• [TASK TO CARRY OUT]
Look through the records below and collect all lines that hold the string "from".

Dataset entries:
== == ==
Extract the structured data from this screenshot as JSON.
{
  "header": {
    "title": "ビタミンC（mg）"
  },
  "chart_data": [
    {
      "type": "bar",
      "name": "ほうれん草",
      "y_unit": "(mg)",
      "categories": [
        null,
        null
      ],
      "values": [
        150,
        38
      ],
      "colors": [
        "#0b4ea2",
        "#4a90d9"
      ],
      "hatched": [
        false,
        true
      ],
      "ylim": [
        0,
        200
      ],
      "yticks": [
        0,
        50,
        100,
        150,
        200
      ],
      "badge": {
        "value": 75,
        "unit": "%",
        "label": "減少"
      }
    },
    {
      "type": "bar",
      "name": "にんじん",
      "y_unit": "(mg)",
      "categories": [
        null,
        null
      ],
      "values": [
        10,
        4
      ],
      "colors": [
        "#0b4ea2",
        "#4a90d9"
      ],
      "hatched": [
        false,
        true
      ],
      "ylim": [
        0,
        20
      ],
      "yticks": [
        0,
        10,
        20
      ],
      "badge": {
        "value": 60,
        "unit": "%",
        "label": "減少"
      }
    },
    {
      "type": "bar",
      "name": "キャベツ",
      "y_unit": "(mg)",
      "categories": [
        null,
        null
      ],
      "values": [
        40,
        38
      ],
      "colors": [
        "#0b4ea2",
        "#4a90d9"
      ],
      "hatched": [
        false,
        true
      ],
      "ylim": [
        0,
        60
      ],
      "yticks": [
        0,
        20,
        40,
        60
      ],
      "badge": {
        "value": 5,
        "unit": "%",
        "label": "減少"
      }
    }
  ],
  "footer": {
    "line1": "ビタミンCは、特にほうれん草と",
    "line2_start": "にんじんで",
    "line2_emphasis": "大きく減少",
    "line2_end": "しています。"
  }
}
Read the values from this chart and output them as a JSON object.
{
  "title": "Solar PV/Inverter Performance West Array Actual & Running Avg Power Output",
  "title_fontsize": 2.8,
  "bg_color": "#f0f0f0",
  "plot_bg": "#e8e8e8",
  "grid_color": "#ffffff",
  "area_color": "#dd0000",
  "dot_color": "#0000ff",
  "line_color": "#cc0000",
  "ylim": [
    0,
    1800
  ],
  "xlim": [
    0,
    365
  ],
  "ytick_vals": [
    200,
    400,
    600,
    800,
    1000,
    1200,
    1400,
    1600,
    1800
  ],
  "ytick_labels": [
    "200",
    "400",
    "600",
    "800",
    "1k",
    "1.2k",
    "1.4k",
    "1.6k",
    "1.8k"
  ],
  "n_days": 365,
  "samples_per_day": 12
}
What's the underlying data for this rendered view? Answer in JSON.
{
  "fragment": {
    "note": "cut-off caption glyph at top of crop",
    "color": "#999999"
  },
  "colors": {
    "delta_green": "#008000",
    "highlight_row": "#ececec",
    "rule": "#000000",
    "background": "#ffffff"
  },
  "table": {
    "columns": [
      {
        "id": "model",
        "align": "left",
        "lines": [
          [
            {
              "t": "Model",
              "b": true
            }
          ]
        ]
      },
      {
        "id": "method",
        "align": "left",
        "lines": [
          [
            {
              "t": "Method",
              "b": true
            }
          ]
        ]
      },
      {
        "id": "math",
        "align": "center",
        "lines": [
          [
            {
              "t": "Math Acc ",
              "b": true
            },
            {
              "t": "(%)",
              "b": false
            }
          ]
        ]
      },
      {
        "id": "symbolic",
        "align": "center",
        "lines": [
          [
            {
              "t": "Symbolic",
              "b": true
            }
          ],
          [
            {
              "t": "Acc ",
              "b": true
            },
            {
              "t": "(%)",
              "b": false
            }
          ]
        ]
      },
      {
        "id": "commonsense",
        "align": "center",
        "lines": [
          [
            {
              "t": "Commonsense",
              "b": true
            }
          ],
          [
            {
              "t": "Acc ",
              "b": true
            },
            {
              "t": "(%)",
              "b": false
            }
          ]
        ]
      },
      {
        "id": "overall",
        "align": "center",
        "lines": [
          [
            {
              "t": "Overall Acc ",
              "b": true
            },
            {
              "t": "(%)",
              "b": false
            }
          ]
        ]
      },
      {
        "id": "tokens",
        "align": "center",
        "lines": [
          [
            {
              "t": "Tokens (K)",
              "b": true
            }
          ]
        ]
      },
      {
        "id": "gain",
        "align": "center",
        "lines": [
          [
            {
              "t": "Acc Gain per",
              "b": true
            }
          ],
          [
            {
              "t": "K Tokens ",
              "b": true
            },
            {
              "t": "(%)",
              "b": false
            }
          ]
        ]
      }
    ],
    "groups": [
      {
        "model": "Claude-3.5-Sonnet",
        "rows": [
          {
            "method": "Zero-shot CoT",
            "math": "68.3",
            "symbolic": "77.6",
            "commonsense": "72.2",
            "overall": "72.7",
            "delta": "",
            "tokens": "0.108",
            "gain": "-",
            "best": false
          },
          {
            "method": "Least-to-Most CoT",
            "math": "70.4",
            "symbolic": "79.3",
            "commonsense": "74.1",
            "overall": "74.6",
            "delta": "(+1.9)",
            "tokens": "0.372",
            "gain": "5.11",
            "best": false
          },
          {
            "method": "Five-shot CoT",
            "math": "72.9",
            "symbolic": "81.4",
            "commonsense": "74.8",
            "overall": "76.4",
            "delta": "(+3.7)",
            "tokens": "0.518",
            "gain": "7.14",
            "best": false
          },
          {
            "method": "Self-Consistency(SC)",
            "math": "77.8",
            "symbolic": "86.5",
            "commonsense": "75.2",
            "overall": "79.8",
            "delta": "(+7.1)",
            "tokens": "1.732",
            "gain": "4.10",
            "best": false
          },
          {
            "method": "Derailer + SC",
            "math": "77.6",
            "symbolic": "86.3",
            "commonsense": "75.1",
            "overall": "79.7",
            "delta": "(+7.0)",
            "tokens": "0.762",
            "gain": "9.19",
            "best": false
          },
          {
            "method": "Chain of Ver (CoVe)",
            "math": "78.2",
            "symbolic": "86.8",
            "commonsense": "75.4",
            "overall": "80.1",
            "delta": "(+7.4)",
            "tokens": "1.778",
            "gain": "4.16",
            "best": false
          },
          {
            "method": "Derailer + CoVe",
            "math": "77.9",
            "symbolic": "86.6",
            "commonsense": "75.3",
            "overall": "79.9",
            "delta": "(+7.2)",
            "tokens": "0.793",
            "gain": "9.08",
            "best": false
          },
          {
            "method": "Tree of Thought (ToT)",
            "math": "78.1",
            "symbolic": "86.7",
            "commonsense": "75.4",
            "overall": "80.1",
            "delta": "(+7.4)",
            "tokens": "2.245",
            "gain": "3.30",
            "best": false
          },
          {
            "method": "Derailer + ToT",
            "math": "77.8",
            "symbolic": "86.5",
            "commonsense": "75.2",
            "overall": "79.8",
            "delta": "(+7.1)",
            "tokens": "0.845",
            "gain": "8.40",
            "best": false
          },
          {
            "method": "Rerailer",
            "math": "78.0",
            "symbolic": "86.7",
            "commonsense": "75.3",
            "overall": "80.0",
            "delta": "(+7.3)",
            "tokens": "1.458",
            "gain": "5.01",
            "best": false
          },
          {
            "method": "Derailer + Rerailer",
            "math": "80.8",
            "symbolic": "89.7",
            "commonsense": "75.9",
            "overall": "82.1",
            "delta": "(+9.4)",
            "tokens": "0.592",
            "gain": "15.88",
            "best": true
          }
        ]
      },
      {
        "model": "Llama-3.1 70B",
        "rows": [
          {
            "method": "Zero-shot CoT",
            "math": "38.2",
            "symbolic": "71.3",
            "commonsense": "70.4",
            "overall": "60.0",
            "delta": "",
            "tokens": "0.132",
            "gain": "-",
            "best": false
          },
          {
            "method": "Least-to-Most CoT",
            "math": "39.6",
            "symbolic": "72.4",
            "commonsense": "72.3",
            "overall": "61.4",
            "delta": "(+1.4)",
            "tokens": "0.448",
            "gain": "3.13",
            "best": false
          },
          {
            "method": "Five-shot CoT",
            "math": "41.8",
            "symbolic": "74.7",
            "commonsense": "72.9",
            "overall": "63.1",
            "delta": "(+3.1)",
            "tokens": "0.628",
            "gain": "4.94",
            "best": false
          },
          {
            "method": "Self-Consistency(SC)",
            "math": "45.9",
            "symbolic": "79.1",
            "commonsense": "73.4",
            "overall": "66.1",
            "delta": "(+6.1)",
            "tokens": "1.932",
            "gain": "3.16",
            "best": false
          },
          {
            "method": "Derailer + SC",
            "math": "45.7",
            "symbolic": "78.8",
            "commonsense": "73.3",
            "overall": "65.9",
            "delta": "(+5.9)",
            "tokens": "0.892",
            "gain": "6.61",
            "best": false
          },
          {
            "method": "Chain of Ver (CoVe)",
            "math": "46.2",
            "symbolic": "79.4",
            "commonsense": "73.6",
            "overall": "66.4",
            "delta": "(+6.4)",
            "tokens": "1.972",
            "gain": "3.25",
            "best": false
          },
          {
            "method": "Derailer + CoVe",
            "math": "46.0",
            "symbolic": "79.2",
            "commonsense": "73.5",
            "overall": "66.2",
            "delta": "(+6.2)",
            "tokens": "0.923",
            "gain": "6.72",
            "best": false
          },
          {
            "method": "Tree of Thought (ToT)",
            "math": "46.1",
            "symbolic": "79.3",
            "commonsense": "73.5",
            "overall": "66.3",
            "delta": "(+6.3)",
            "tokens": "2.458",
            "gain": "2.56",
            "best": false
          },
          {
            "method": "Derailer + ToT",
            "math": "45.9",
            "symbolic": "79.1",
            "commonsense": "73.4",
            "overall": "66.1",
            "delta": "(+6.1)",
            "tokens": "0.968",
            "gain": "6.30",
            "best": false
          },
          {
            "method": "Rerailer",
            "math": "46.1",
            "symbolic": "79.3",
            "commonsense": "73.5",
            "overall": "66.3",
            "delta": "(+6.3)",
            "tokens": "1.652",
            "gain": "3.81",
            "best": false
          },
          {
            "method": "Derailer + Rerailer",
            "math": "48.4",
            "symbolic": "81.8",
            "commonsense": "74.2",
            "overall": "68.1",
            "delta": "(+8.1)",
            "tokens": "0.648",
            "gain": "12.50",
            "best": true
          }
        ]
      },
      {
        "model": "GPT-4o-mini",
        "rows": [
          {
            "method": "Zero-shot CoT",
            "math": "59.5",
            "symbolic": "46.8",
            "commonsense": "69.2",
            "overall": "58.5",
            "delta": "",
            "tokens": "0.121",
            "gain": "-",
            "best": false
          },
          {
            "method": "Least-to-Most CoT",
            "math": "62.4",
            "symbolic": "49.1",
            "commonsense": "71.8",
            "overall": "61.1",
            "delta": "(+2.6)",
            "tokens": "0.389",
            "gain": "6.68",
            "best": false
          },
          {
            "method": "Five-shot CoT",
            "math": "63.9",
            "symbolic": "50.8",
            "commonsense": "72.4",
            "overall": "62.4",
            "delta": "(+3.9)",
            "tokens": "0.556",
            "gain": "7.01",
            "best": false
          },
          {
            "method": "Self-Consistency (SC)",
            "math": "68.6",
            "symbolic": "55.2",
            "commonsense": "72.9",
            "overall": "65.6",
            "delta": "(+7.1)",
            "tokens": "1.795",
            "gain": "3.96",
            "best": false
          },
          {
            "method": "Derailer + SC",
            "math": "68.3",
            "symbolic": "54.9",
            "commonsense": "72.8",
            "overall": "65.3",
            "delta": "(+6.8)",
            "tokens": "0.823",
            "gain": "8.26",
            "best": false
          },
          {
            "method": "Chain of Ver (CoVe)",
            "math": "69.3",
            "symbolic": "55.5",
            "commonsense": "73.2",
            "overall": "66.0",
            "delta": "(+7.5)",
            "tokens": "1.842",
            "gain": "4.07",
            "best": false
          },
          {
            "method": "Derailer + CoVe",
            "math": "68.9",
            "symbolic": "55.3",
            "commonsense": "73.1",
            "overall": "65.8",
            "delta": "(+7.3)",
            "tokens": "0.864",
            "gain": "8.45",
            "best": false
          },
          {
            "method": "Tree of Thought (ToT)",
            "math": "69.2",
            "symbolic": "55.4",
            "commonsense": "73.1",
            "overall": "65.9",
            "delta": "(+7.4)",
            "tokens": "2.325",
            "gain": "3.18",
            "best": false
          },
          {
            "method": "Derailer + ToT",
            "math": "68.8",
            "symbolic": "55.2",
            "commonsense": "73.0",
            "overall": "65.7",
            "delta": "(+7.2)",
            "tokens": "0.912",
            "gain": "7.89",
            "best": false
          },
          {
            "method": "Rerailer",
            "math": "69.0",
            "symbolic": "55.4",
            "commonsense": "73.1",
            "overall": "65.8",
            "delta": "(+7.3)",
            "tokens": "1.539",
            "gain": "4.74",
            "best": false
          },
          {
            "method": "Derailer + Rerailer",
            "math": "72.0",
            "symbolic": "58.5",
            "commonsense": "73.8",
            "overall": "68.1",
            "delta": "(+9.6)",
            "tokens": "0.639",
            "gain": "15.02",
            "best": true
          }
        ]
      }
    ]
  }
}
== == ==
• [COMPLETED EXERCISE]
Extract the structured data from this screenshot as JSON.
Read the values from this chart and output them as a JSON object.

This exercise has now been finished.